Return every record below exactly as written, but leave out the pictures.

▶ **SUPPLIED INFORMATION**
"""

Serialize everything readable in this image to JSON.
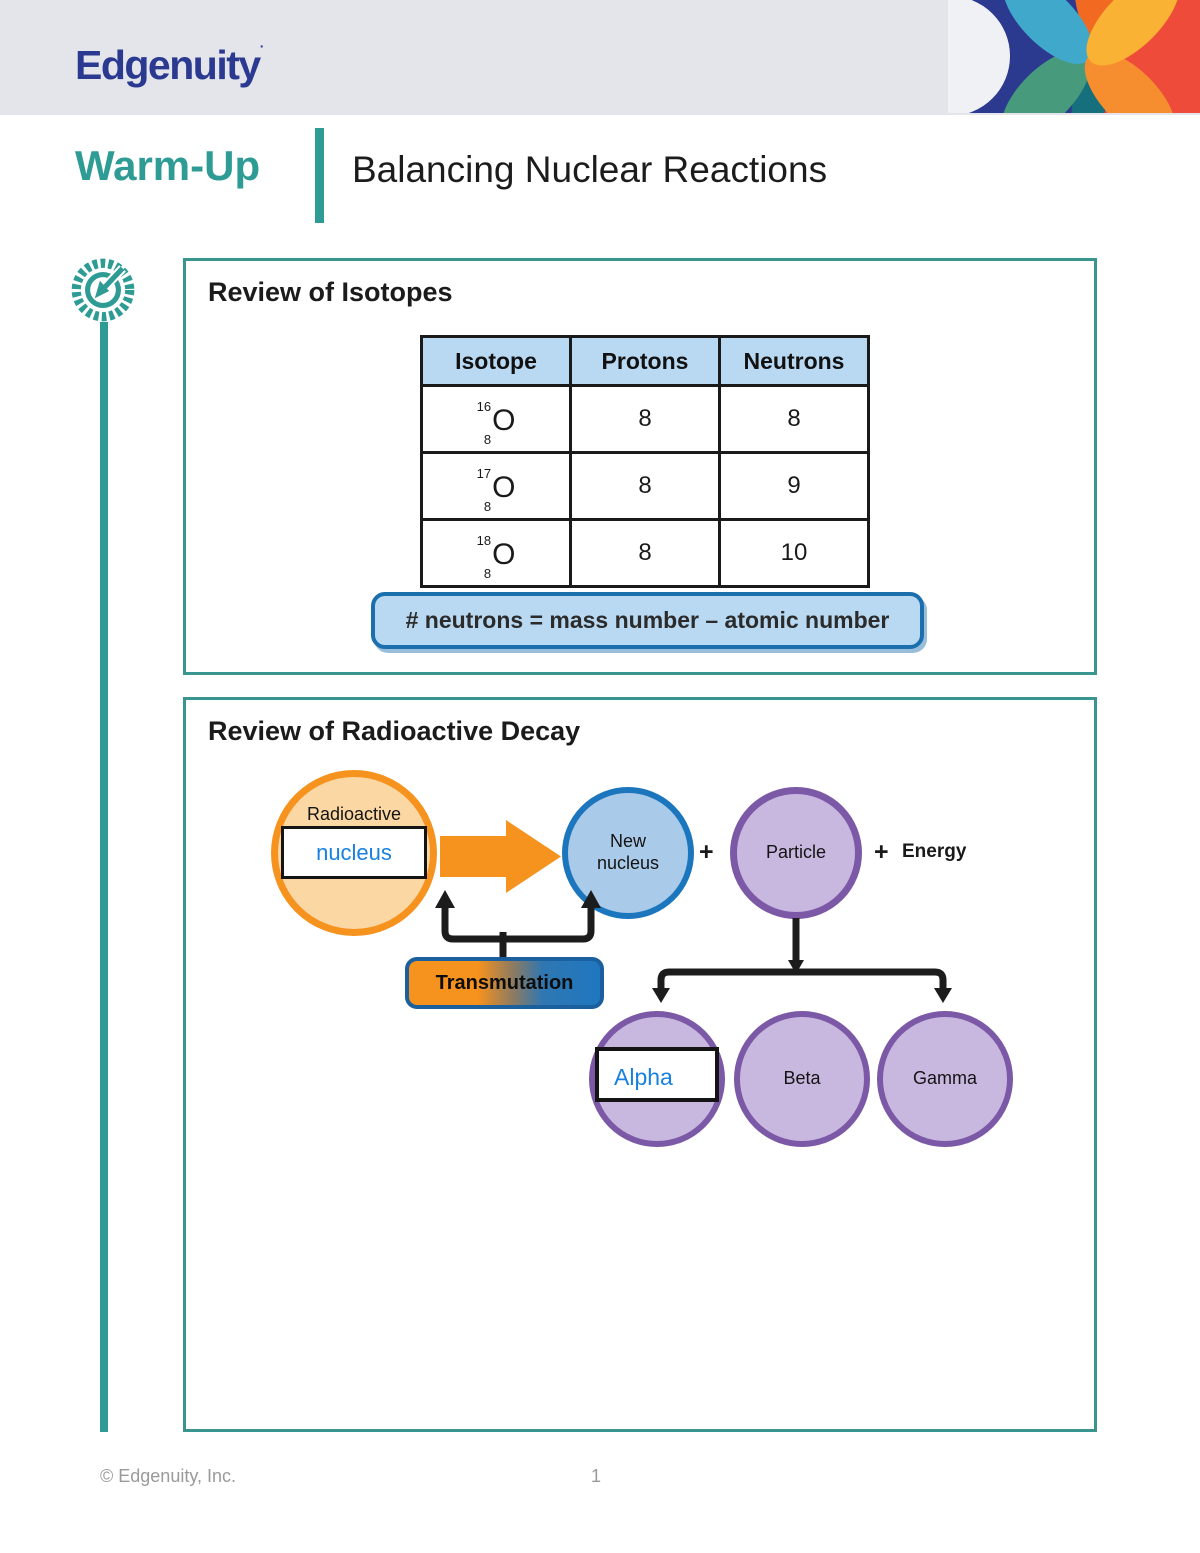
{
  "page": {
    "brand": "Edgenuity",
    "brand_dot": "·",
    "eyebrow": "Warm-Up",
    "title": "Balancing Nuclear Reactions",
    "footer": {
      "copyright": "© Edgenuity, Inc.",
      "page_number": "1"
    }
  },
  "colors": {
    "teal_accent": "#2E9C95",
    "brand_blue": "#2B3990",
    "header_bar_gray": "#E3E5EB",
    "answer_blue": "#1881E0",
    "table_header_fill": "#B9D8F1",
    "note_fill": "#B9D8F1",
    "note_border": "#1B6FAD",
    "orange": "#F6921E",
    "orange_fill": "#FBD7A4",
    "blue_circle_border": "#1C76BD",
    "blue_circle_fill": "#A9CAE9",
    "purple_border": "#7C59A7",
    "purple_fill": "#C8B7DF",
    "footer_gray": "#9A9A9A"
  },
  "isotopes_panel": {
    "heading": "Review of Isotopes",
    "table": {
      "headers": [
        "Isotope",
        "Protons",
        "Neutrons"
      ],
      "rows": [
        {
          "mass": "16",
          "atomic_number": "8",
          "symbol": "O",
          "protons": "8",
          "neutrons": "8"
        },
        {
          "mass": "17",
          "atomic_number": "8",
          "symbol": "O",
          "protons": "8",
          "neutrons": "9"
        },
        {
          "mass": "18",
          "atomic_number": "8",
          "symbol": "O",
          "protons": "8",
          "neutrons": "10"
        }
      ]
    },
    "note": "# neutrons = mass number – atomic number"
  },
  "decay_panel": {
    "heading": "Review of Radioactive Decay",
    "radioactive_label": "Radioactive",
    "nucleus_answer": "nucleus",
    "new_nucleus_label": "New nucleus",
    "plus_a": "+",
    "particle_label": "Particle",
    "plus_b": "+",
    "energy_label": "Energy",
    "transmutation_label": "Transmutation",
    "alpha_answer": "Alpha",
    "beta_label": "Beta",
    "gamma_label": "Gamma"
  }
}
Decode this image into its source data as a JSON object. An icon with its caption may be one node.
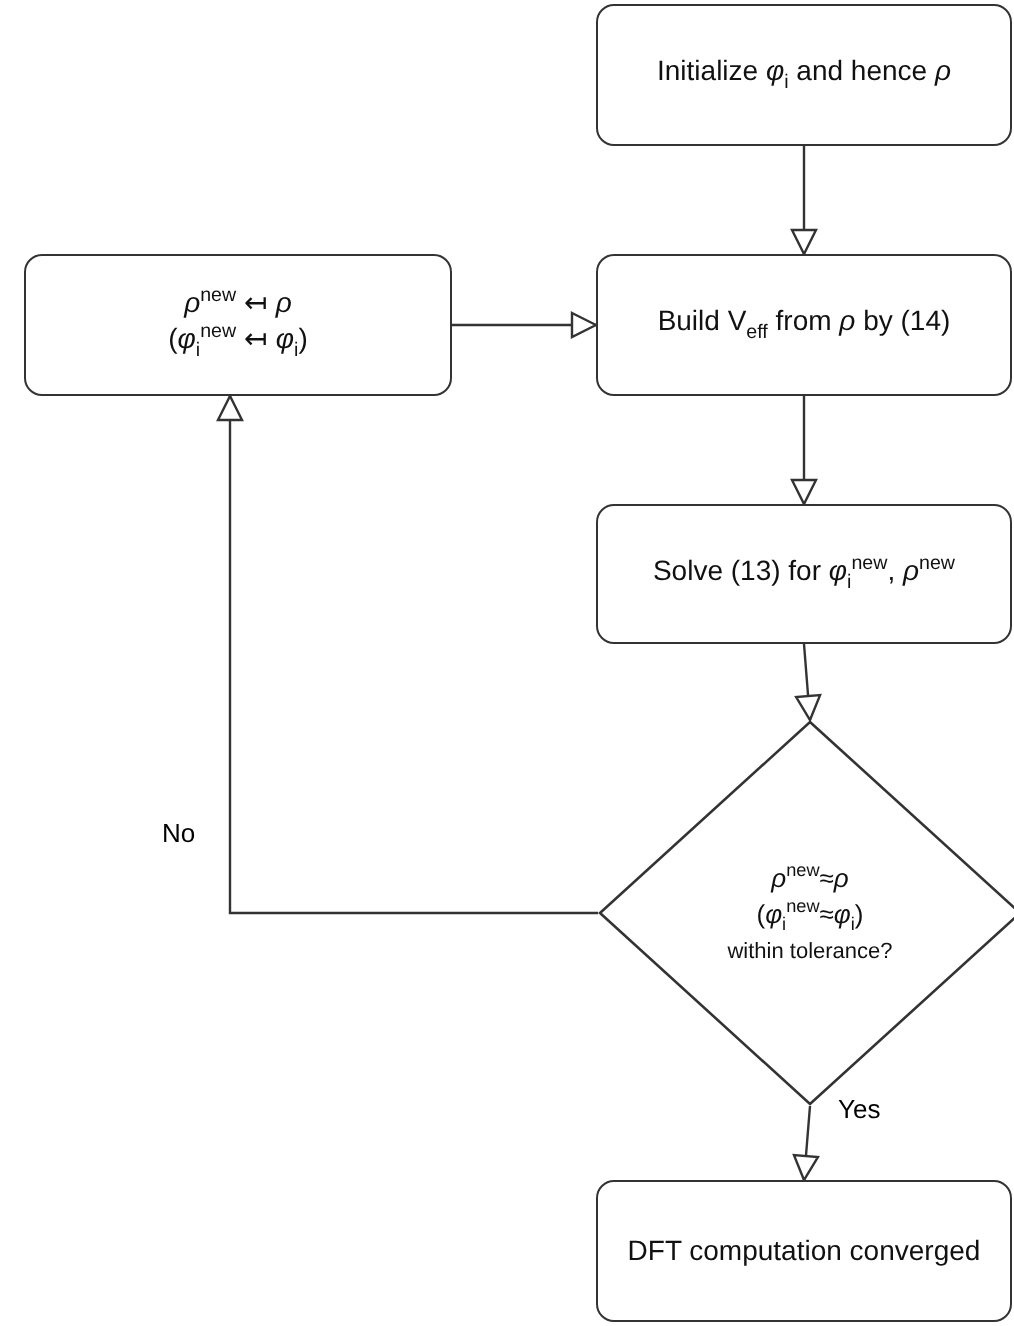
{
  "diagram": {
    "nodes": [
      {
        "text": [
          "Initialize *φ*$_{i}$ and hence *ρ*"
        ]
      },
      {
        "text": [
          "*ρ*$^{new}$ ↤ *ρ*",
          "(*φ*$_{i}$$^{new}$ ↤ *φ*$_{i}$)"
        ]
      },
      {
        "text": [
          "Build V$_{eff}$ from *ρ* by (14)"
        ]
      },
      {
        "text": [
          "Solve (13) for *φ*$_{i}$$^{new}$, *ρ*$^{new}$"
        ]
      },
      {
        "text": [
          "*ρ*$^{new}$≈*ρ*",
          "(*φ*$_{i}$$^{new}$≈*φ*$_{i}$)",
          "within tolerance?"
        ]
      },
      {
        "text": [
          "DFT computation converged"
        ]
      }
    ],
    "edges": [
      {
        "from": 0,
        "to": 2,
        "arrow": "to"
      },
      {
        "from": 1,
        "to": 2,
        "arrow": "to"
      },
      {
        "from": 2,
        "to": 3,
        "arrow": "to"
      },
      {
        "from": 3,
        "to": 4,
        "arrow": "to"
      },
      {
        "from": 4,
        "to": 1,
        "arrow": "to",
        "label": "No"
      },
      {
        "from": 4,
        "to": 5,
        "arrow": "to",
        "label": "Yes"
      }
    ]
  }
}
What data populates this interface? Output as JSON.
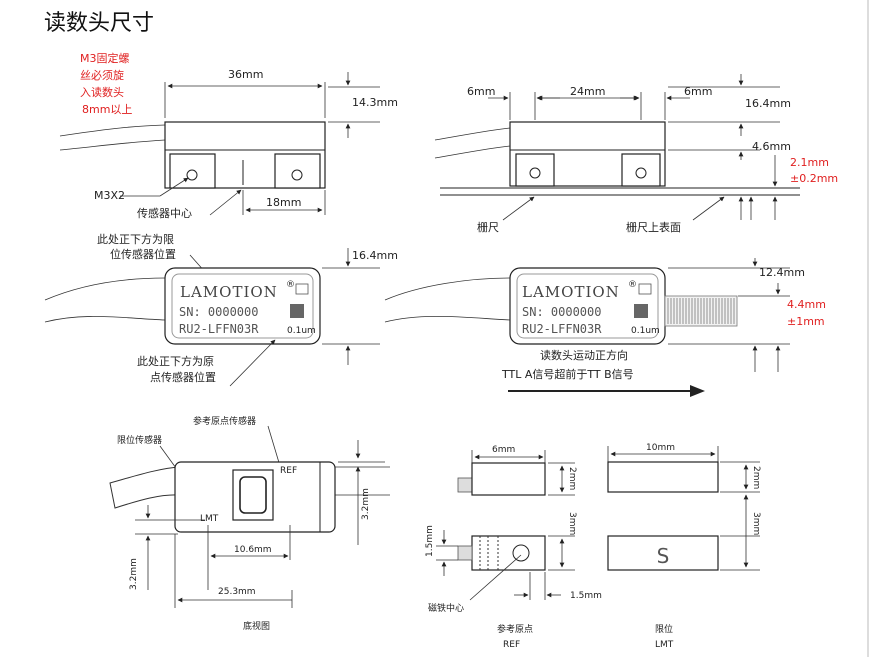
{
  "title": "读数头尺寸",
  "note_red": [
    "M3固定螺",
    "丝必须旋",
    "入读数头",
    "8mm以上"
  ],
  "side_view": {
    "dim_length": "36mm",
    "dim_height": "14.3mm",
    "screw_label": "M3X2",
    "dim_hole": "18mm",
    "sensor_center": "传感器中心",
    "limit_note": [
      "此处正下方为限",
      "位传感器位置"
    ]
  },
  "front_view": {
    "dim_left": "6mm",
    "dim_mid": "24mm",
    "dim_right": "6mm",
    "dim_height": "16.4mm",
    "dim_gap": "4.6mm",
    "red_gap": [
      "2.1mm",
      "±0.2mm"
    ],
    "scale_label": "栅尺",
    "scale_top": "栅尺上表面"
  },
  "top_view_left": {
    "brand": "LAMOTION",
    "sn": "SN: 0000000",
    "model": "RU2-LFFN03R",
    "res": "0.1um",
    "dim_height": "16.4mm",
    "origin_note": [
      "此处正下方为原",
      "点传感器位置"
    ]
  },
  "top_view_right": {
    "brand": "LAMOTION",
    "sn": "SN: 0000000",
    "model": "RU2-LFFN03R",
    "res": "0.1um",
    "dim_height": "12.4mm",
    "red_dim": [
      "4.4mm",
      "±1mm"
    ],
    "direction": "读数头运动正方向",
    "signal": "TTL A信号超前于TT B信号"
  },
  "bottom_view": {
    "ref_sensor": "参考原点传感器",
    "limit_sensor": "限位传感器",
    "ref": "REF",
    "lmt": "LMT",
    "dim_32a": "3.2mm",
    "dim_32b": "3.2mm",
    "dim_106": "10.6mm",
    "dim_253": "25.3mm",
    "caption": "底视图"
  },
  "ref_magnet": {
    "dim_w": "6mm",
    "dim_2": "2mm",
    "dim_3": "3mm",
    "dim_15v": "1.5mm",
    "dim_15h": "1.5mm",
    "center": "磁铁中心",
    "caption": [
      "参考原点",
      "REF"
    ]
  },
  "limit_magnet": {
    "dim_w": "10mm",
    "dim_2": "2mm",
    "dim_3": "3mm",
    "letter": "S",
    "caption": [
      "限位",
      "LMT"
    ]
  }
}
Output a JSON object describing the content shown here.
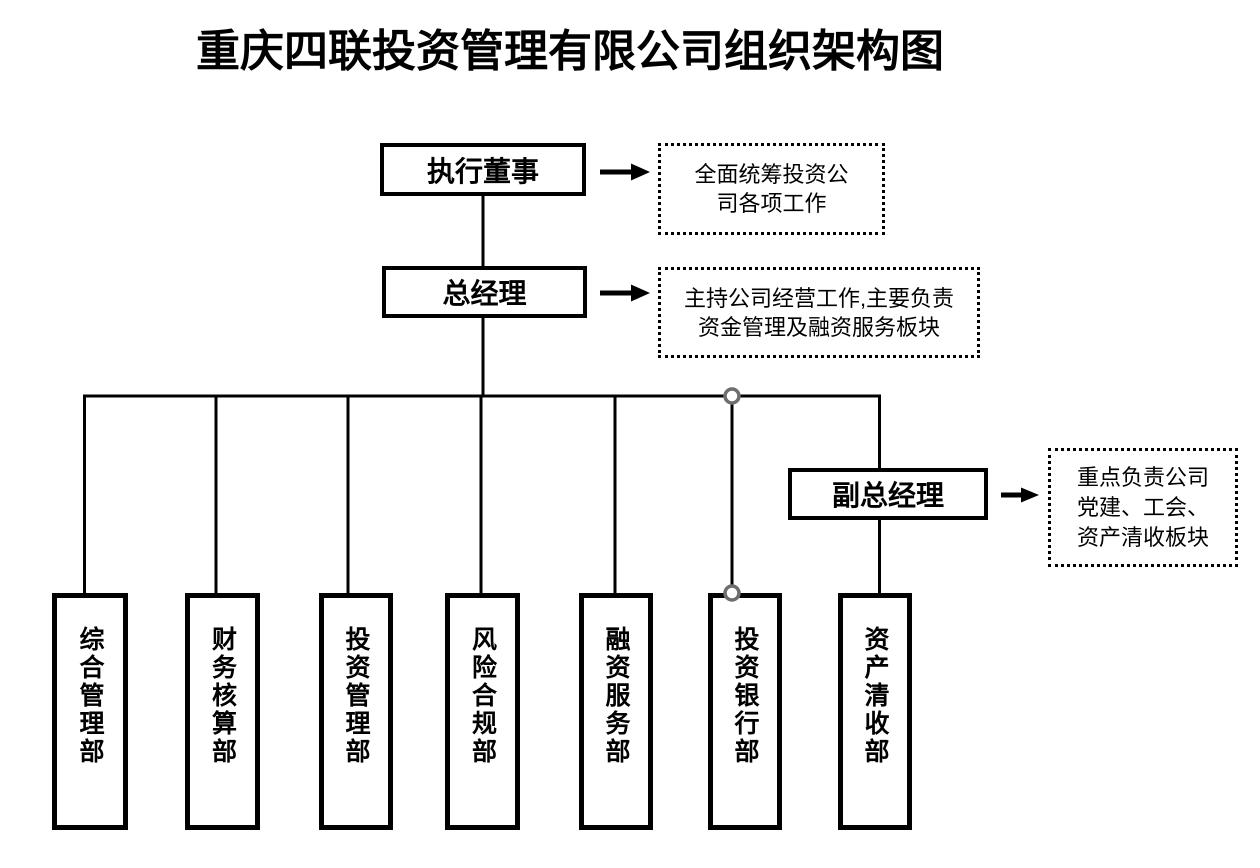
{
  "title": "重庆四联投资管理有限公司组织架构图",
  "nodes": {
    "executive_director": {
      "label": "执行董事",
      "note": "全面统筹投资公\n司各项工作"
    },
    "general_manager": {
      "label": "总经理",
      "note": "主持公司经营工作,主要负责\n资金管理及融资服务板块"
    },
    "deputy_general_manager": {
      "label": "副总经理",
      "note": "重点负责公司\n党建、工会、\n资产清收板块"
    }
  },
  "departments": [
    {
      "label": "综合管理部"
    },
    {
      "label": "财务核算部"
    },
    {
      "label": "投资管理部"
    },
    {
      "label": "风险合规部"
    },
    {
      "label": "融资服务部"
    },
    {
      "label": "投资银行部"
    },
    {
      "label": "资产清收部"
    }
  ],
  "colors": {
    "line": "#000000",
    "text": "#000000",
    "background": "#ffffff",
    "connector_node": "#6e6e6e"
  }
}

"""

▶ **TASK OUTPUT**
Serialize everything readable in this image to JSON.
{
  "page": {
    "brand": "Edgenuity",
    "brand_dot": "·",
    "eyebrow": "Warm-Up",
    "title": "Balancing Nuclear Reactions",
    "footer": {
      "copyright": "© Edgenuity, Inc.",
      "page_number": "1"
    }
  },
  "colors": {
    "teal_accent": "#2E9C95",
    "brand_blue": "#2B3990",
    "header_bar_gray": "#E3E5EB",
    "answer_blue": "#1881E0",
    "table_header_fill": "#B9D8F1",
    "note_fill": "#B9D8F1",
    "note_border": "#1B6FAD",
    "orange": "#F6921E",
    "orange_fill": "#FBD7A4",
    "blue_circle_border": "#1C76BD",
    "blue_circle_fill": "#A9CAE9",
    "purple_border": "#7C59A7",
    "purple_fill": "#C8B7DF",
    "footer_gray": "#9A9A9A"
  },
  "isotopes_panel": {
    "heading": "Review of Isotopes",
    "table": {
      "headers": [
        "Isotope",
        "Protons",
        "Neutrons"
      ],
      "rows": [
        {
          "mass": "16",
          "atomic_number": "8",
          "symbol": "O",
          "protons": "8",
          "neutrons": "8"
        },
        {
          "mass": "17",
          "atomic_number": "8",
          "symbol": "O",
          "protons": "8",
          "neutrons": "9"
        },
        {
          "mass": "18",
          "atomic_number": "8",
          "symbol": "O",
          "protons": "8",
          "neutrons": "10"
        }
      ]
    },
    "note": "# neutrons = mass number – atomic number"
  },
  "decay_panel": {
    "heading": "Review of Radioactive Decay",
    "radioactive_label": "Radioactive",
    "nucleus_answer": "nucleus",
    "new_nucleus_label": "New nucleus",
    "plus_a": "+",
    "particle_label": "Particle",
    "plus_b": "+",
    "energy_label": "Energy",
    "transmutation_label": "Transmutation",
    "alpha_answer": "Alpha",
    "beta_label": "Beta",
    "gamma_label": "Gamma"
  }
}
Decode this image into its source data as a JSON object. An icon with its caption may be one node.
{
  "diagram": {
    "nodes": [
      {
        "text": [
          "Initialize *φ*$_{i}$ and hence *ρ*"
        ]
      },
      {
        "text": [
          "*ρ*$^{new}$ ↤ *ρ*",
          "(*φ*$_{i}$$^{new}$ ↤ *φ*$_{i}$)"
        ]
      },
      {
        "text": [
          "Build V$_{eff}$ from *ρ* by (14)"
        ]
      },
      {
        "text": [
          "Solve (13) for *φ*$_{i}$$^{new}$, *ρ*$^{new}$"
        ]
      },
      {
        "text": [
          "*ρ*$^{new}$≈*ρ*",
          "(*φ*$_{i}$$^{new}$≈*φ*$_{i}$)",
          "within tolerance?"
        ]
      },
      {
        "text": [
          "DFT computation converged"
        ]
      }
    ],
    "edges": [
      {
        "from": 0,
        "to": 2,
        "arrow": "to"
      },
      {
        "from": 1,
        "to": 2,
        "arrow": "to"
      },
      {
        "from": 2,
        "to": 3,
        "arrow": "to"
      },
      {
        "from": 3,
        "to": 4,
        "arrow": "to"
      },
      {
        "from": 4,
        "to": 1,
        "arrow": "to",
        "label": "No"
      },
      {
        "from": 4,
        "to": 5,
        "arrow": "to",
        "label": "Yes"
      }
    ]
  }
}
What data populates this interface? Output as JSON.
{
  "title": "读数头尺寸",
  "note_red": [
    "M3固定螺",
    "丝必须旋",
    "入读数头",
    "8mm以上"
  ],
  "side_view": {
    "dim_length": "36mm",
    "dim_height": "14.3mm",
    "screw_label": "M3X2",
    "dim_hole": "18mm",
    "sensor_center": "传感器中心",
    "limit_note": [
      "此处正下方为限",
      "位传感器位置"
    ]
  },
  "front_view": {
    "dim_left": "6mm",
    "dim_mid": "24mm",
    "dim_right": "6mm",
    "dim_height": "16.4mm",
    "dim_gap": "4.6mm",
    "red_gap": [
      "2.1mm",
      "±0.2mm"
    ],
    "scale_label": "栅尺",
    "scale_top": "栅尺上表面"
  },
  "top_view_left": {
    "brand": "LAMOTION",
    "sn": "SN: 0000000",
    "model": "RU2-LFFN03R",
    "res": "0.1um",
    "dim_height": "16.4mm",
    "origin_note": [
      "此处正下方为原",
      "点传感器位置"
    ]
  },
  "top_view_right": {
    "brand": "LAMOTION",
    "sn": "SN: 0000000",
    "model": "RU2-LFFN03R",
    "res": "0.1um",
    "dim_height": "12.4mm",
    "red_dim": [
      "4.4mm",
      "±1mm"
    ],
    "direction": "读数头运动正方向",
    "signal": "TTL A信号超前于TT B信号"
  },
  "bottom_view": {
    "ref_sensor": "参考原点传感器",
    "limit_sensor": "限位传感器",
    "ref": "REF",
    "lmt": "LMT",
    "dim_32a": "3.2mm",
    "dim_32b": "3.2mm",
    "dim_106": "10.6mm",
    "dim_253": "25.3mm",
    "caption": "底视图"
  },
  "ref_magnet": {
    "dim_w": "6mm",
    "dim_2": "2mm",
    "dim_3": "3mm",
    "dim_15v": "1.5mm",
    "dim_15h": "1.5mm",
    "center": "磁铁中心",
    "caption": [
      "参考原点",
      "REF"
    ]
  },
  "limit_magnet": {
    "dim_w": "10mm",
    "dim_2": "2mm",
    "dim_3": "3mm",
    "letter": "S",
    "caption": [
      "限位",
      "LMT"
    ]
  }
}
Output a JSON object describing the content shown here.
{
  "title": "重庆四联投资管理有限公司组织架构图",
  "nodes": {
    "executive_director": {
      "label": "执行董事",
      "note": "全面统筹投资公\n司各项工作"
    },
    "general_manager": {
      "label": "总经理",
      "note": "主持公司经营工作,主要负责\n资金管理及融资服务板块"
    },
    "deputy_general_manager": {
      "label": "副总经理",
      "note": "重点负责公司\n党建、工会、\n资产清收板块"
    }
  },
  "departments": [
    {
      "label": "综合管理部"
    },
    {
      "label": "财务核算部"
    },
    {
      "label": "投资管理部"
    },
    {
      "label": "风险合规部"
    },
    {
      "label": "融资服务部"
    },
    {
      "label": "投资银行部"
    },
    {
      "label": "资产清收部"
    }
  ],
  "colors": {
    "line": "#000000",
    "text": "#000000",
    "background": "#ffffff",
    "connector_node": "#6e6e6e"
  }
}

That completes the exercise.